§ **TASK BRIEF**: From the listing below, pull out all lines with "text" in them.

§ **RECORDS FOR THIS TASK**:
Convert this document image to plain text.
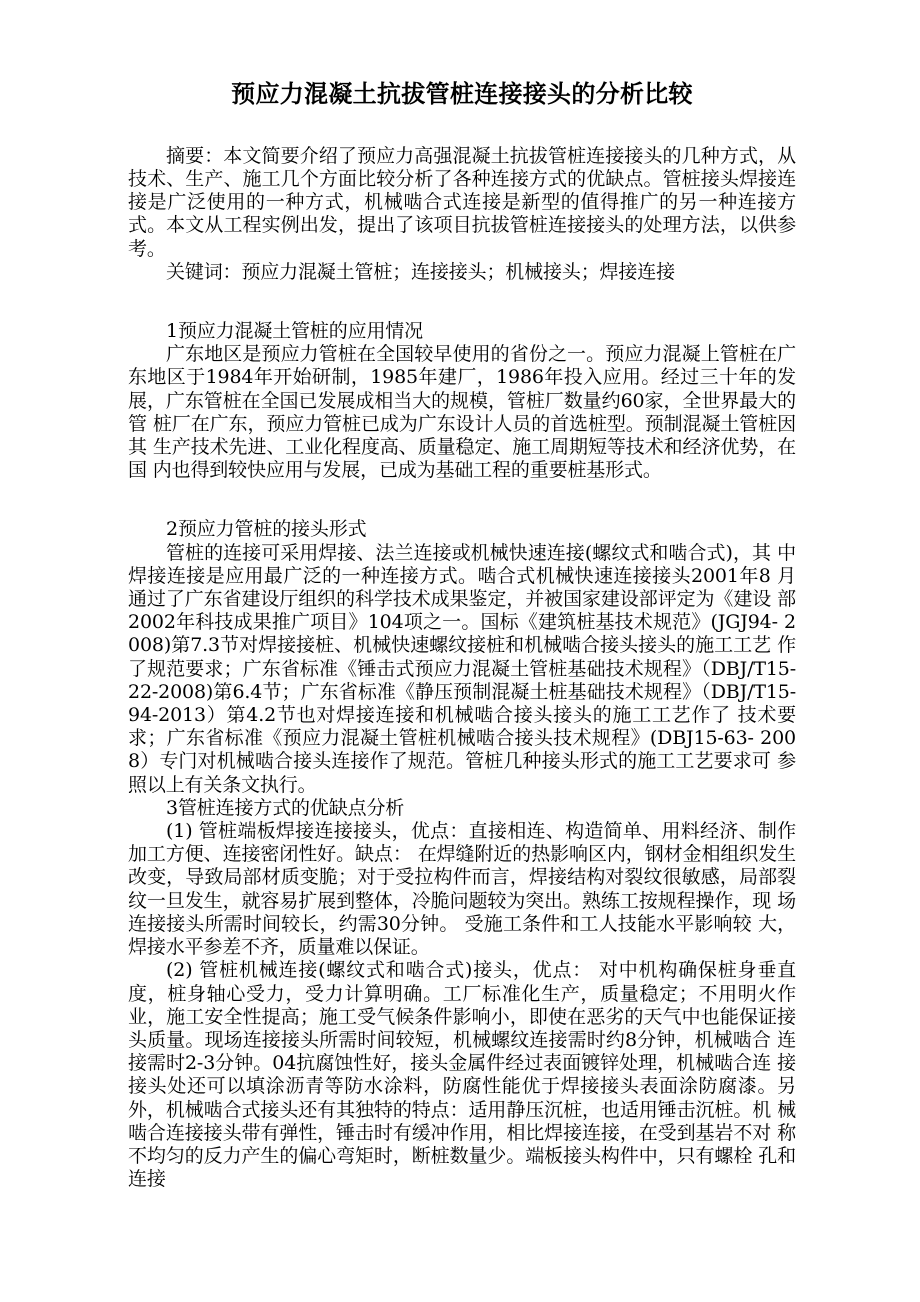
预应力混凝土抗拔管桩连接接头的分析比较

摘要：本文简要介绍了预应力高强混凝土抗拔管桩连接接头的几种方式，从技术、生产、施工几个方面比较分析了各种连接方式的优缺点。管桩接头焊接连接是广泛使用的一种方式，机械啮合式连接是新型的值得推广的另一种连接方式。本文从工程实例出发，提出了该项目抗拔管桩连接接头的处理方法，以供参考。

关键词：预应力混凝土管桩；连接接头；机械接头；焊接连接

1预应力混凝土管桩的应用情况

广东地区是预应力管桩在全国较早使用的省份之一。预应力混凝上管桩在广东地区于1984年开始研制，1985年建厂，1986年投入应用。经过三十年的发展，广东管桩在全国已发展成相当大的规模，管桩厂数量约60家，全世界最大的管 桩厂在广东，预应力管桩已成为广东设计人员的首选桩型。预制混凝土管桩因其 生产技术先进、工业化程度高、质量稳定、施工周期短等技术和经济优势，在国 内也得到较快应用与发展，已成为基础工程的重要桩基形式。

2预应力管桩的接头形式

管桩的连接可采用焊接、法兰连接或机械快速连接(螺纹式和啮合式)，其 中焊接连接是应用最广泛的一种连接方式。啮合式机械快速连接接头2001年8 月通过了广东省建设厅组织的科学技术成果鉴定，并被国家建设部评定为《建设 部2002年科技成果推广项目》104项之一。国标《建筑桩基技术规范》(JGJ94- 2008)第7.3节对焊接接桩、机械快速螺纹接桩和机械啮合接头接头的施工工艺 作了规范要求；广东省标准《锤击式预应力混凝土管桩基础技术规程》（DBJ/T15-22-2008)第6.4节；广东省标准《静压预制混凝土桩基础技术规程》（DBJ/T15-94-2013）第4.2节也对焊接连接和机械啮合接头接头的施工工艺作了 技术要求；广东省标准《预应力混凝土管桩机械啮合接头技术规程》(DBJ15-63- 2008）专门对机械啮合接头连接作了规范。管桩几种接头形式的施工工艺要求可 参照以上有关条文执行。

3管桩连接方式的优缺点分析

(1) 管桩端板焊接连接接头，优点：直接相连、构造简单、用料经济、制作加工方便、连接密闭性好。缺点： 在焊缝附近的热影响区内，钢材金相组织发生改变，导致局部材质变脆；对于受拉构件而言，焊接结构对裂纹很敏感，局部裂纹一旦发生，就容易扩展到整体，冷脆问题较为突出。熟练工按规程操作，现 场连接接头所需时间较长，约需30分钟。 受施工条件和工人技能水平影响较 大，焊接水平参差不齐，质量难以保证。

(2) 管桩机械连接(螺纹式和啮合式)接头，优点： 对中机构确保桩身垂直度，桩身轴心受力，受力计算明确。工厂标准化生产，质量稳定；不用明火作业，施工安全性提高；施工受气候条件影响小，即使在恶劣的天气中也能保证接头质量。现场连接接头所需时间较短，机械螺纹连接需时约8分钟，机械啮合 连接需时2-3分钟。04抗腐蚀性好，接头金属件经过表面镀锌处理，机械啮合连 接接头处还可以填涂沥青等防水涂料，防腐性能优于焊接接头表面涂防腐漆。另 外，机械啮合式接头还有其独特的特点：适用静压沉桩，也适用锤击沉桩。机 械啮合连接接头带有弹性，锤击时有缓冲作用，相比焊接连接，在受到基岩不对 称不均匀的反力产生的偏心弯矩时，断桩数量少。端板接头构件中，只有螺栓 孔和连接
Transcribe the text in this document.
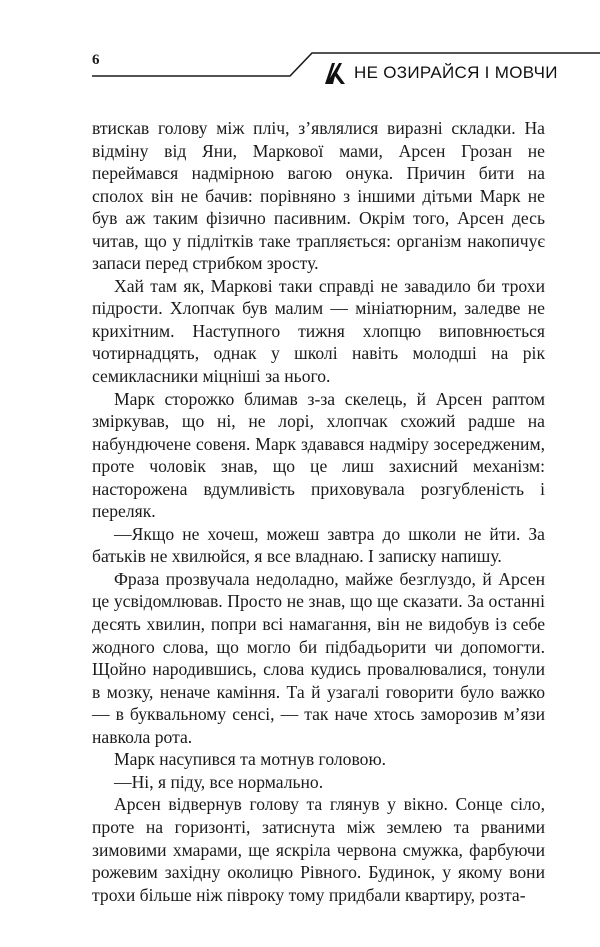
6
НЕ ОЗИРАЙСЯ І МОВЧИ

втискав голову між пліч, з’являлися виразні складки. На відміну від Яни, Маркової мами, Арсен Грозан не переймався надмірною вагою онука. Причин бити на сполох він не бачив: порівняно з іншими дітьми Марк не був аж таким фізично пасивним. Окрім того, Арсен десь читав, що у підлітків таке трапляється: організм накопичує запаси перед стрибком зросту.

Хай там як, Маркові таки справді не завадило би трохи підрости. Хлопчак був малим — мініатюрним, заледве не крихітним. Наступного тижня хлопцю виповнюється чотирнадцять, однак у школі навіть молодші на рік семикласники міцніші за нього.

Марк сторожко блимав з-за скелець, й Арсен раптом зміркував, що ні, не лорі, хлопчак схожий радше на набундючене совеня. Марк здавався надміру зосередженим, проте чоловік знав, що це лиш захисний механізм: насторожена вдумливість приховувала розгубленість і переляк.

—Якщо не хочеш, можеш завтра до школи не йти. За батьків не хвилюйся, я все владнаю. І записку напишу.

Фраза прозвучала недоладно, майже безглуздо, й Арсен це усвідомлював. Просто не знав, що ще сказати. За останні десять хвилин, попри всі намагання, він не видобув із себе жодного слова, що могло би підбадьорити чи допомогти. Щойно народившись, слова кудись провалювалися, тонули в мозку, неначе каміння. Та й узагалі говорити було важко — в буквальному сенсі, — так наче хтось заморозив м’язи навкола рота.

Марк насупився та мотнув головою.

—Ні, я піду, все нормально.

Арсен відвернув голову та глянув у вікно. Сонце сіло, проте на горизонті, затиснута між землею та рваними зимовими хмарами, ще яскріла червона смужка, фарбуючи рожевим західну околицю Рівного. Будинок, у якому вони трохи більше ніж півроку тому придбали квартиру, розта-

§ **WRITTEN SOLUTION**:
Convert this document image to plain text.
Transcribe the text in this document.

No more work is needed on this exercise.